▸ DO THIS
Return verbatim the lines below, from the line containing "Output each element" up to and including the line containing "FancyBboxPatch shape [15, 310, 281, 332]", and omit the pictures.

▸ DATA PROVIDED

************

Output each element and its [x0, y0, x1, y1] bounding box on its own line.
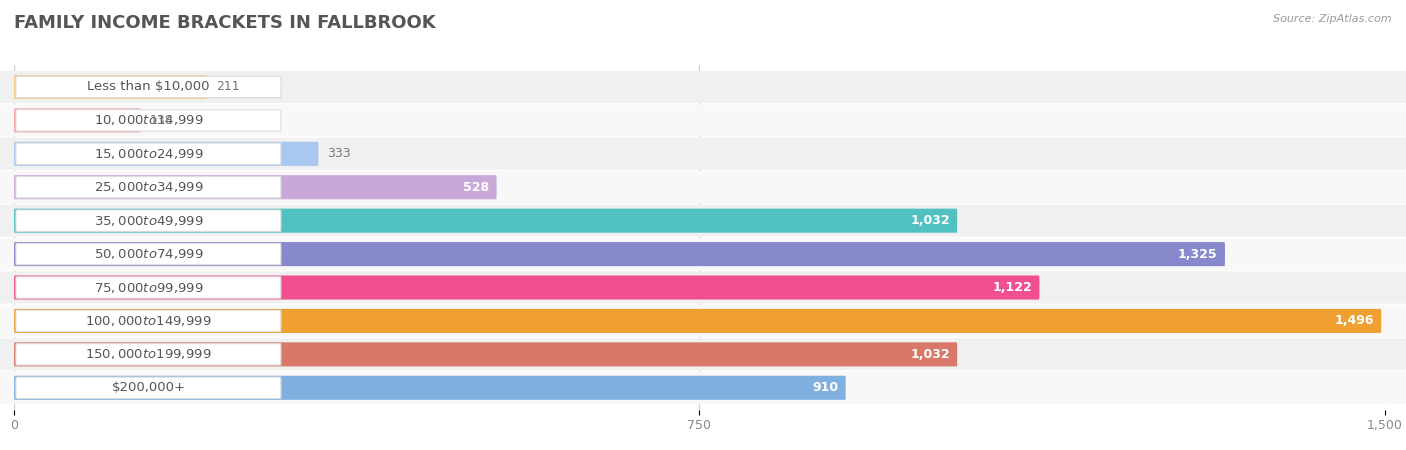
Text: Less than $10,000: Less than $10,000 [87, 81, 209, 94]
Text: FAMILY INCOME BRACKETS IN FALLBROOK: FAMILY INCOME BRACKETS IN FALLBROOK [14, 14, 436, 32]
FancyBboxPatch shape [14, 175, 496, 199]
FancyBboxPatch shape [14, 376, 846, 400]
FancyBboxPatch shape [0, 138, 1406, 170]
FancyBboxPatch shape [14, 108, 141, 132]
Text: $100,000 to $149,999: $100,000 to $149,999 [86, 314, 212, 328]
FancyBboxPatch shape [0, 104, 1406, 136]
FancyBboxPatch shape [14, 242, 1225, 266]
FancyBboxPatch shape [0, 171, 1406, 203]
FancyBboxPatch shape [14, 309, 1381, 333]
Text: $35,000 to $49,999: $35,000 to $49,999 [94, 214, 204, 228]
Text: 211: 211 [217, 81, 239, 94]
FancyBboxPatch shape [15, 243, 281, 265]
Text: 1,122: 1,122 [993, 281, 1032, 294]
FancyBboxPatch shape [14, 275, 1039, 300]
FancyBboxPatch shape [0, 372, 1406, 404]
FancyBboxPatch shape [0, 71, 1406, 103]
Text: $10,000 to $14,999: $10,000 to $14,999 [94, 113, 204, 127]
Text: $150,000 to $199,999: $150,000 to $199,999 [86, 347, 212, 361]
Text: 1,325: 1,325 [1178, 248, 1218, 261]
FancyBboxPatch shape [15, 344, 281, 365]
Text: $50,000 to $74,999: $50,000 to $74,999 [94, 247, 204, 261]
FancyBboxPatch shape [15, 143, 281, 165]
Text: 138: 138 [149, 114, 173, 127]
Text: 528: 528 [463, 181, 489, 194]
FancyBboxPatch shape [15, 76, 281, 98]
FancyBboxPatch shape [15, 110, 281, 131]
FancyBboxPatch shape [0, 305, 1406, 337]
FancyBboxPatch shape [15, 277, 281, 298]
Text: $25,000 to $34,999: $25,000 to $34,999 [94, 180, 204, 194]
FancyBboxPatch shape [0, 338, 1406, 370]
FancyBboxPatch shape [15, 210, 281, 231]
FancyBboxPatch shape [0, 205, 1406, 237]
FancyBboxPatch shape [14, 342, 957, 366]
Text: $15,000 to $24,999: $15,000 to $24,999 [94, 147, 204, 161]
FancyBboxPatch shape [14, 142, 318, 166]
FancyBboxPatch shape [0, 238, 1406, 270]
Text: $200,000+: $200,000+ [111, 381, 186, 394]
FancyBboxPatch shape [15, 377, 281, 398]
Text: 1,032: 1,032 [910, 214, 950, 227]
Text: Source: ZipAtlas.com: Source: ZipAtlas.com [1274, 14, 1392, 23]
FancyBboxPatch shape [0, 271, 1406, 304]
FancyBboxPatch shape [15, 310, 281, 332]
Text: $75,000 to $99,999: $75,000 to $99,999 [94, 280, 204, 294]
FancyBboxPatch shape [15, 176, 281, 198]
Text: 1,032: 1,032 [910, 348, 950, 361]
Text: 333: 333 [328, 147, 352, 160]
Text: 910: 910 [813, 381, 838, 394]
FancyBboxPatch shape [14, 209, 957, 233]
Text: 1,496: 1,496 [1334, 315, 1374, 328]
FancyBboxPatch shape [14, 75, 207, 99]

************

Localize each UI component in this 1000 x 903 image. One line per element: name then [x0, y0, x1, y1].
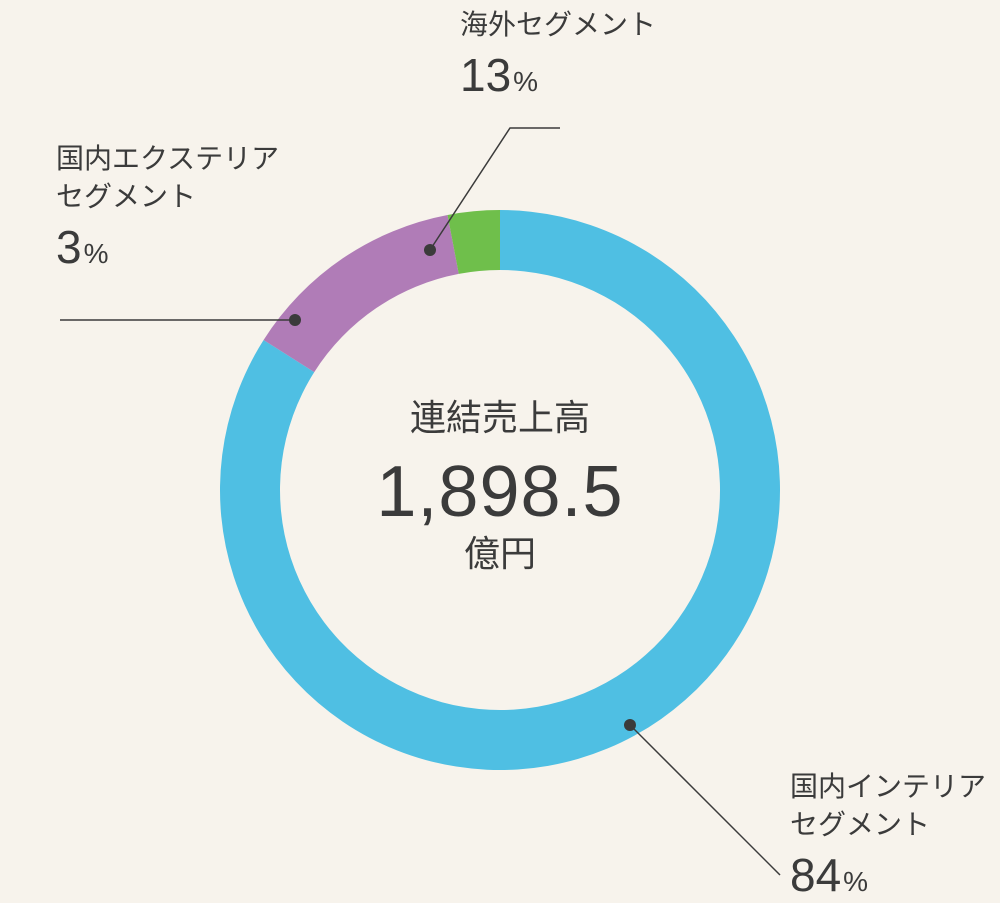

************

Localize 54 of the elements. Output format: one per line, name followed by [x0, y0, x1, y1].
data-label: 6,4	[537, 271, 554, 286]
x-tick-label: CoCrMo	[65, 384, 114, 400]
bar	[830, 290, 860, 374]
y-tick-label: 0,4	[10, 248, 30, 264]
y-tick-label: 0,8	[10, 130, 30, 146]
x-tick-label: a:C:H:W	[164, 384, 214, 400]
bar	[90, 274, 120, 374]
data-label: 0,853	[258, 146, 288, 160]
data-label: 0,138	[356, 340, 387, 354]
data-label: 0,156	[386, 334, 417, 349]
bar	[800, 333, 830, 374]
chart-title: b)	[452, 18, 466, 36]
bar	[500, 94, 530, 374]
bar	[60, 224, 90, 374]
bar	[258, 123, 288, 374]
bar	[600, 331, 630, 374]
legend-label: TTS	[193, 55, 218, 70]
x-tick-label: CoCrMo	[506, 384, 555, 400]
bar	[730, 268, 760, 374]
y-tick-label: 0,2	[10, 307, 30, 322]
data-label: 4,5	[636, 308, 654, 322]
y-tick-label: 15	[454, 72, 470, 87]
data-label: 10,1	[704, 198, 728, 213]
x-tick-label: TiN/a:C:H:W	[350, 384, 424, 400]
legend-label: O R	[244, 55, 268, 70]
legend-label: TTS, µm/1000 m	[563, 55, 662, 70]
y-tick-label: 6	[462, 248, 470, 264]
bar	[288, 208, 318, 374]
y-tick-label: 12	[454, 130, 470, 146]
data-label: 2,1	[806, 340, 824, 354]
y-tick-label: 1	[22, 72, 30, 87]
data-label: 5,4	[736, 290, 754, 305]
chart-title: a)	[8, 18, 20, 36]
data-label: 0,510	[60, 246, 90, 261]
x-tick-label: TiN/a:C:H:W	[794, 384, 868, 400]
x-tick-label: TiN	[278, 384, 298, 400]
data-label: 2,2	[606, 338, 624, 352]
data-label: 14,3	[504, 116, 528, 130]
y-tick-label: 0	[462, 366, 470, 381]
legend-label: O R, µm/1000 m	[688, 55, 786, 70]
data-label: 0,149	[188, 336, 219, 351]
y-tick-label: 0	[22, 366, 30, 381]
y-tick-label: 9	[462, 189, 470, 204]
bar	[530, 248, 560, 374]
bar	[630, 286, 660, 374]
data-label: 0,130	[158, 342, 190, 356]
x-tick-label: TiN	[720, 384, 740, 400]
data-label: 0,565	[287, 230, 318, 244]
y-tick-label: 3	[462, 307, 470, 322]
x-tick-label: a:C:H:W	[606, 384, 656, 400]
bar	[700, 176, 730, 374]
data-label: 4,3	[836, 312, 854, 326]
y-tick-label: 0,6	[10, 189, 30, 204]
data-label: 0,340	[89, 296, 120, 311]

************

▸ TASK RESPONSE
Output each element and its [x0, y0, x1, y1] bounding box on its own line.
Text: Less than $10,000: Less than $10,000 [87, 81, 209, 94]
Text: FAMILY INCOME BRACKETS IN FALLBROOK: FAMILY INCOME BRACKETS IN FALLBROOK [14, 14, 436, 32]
FancyBboxPatch shape [14, 175, 496, 199]
FancyBboxPatch shape [14, 376, 846, 400]
FancyBboxPatch shape [0, 138, 1406, 170]
FancyBboxPatch shape [14, 108, 141, 132]
Text: $100,000 to $149,999: $100,000 to $149,999 [86, 314, 212, 328]
FancyBboxPatch shape [0, 104, 1406, 136]
FancyBboxPatch shape [14, 242, 1225, 266]
FancyBboxPatch shape [0, 171, 1406, 203]
FancyBboxPatch shape [14, 309, 1381, 333]
Text: $35,000 to $49,999: $35,000 to $49,999 [94, 214, 204, 228]
Text: 211: 211 [217, 81, 239, 94]
FancyBboxPatch shape [15, 243, 281, 265]
Text: 1,122: 1,122 [993, 281, 1032, 294]
FancyBboxPatch shape [14, 275, 1039, 300]
FancyBboxPatch shape [0, 372, 1406, 404]
FancyBboxPatch shape [0, 71, 1406, 103]
Text: $10,000 to $14,999: $10,000 to $14,999 [94, 113, 204, 127]
Text: $150,000 to $199,999: $150,000 to $199,999 [86, 347, 212, 361]
Text: 1,325: 1,325 [1178, 248, 1218, 261]
FancyBboxPatch shape [15, 344, 281, 365]
Text: $50,000 to $74,999: $50,000 to $74,999 [94, 247, 204, 261]
FancyBboxPatch shape [15, 143, 281, 165]
Text: 138: 138 [149, 114, 173, 127]
Text: 528: 528 [463, 181, 489, 194]
FancyBboxPatch shape [15, 76, 281, 98]
FancyBboxPatch shape [15, 110, 281, 131]
FancyBboxPatch shape [0, 305, 1406, 337]
FancyBboxPatch shape [15, 277, 281, 298]
Text: $25,000 to $34,999: $25,000 to $34,999 [94, 180, 204, 194]
FancyBboxPatch shape [0, 338, 1406, 370]
FancyBboxPatch shape [15, 210, 281, 231]
FancyBboxPatch shape [0, 205, 1406, 237]
FancyBboxPatch shape [14, 342, 957, 366]
Text: $15,000 to $24,999: $15,000 to $24,999 [94, 147, 204, 161]
FancyBboxPatch shape [14, 142, 318, 166]
FancyBboxPatch shape [0, 238, 1406, 270]
Text: $200,000+: $200,000+ [111, 381, 186, 394]
FancyBboxPatch shape [15, 377, 281, 398]
Text: 1,032: 1,032 [910, 214, 950, 227]
Text: Source: ZipAtlas.com: Source: ZipAtlas.com [1274, 14, 1392, 23]
FancyBboxPatch shape [0, 271, 1406, 304]
FancyBboxPatch shape [15, 310, 281, 332]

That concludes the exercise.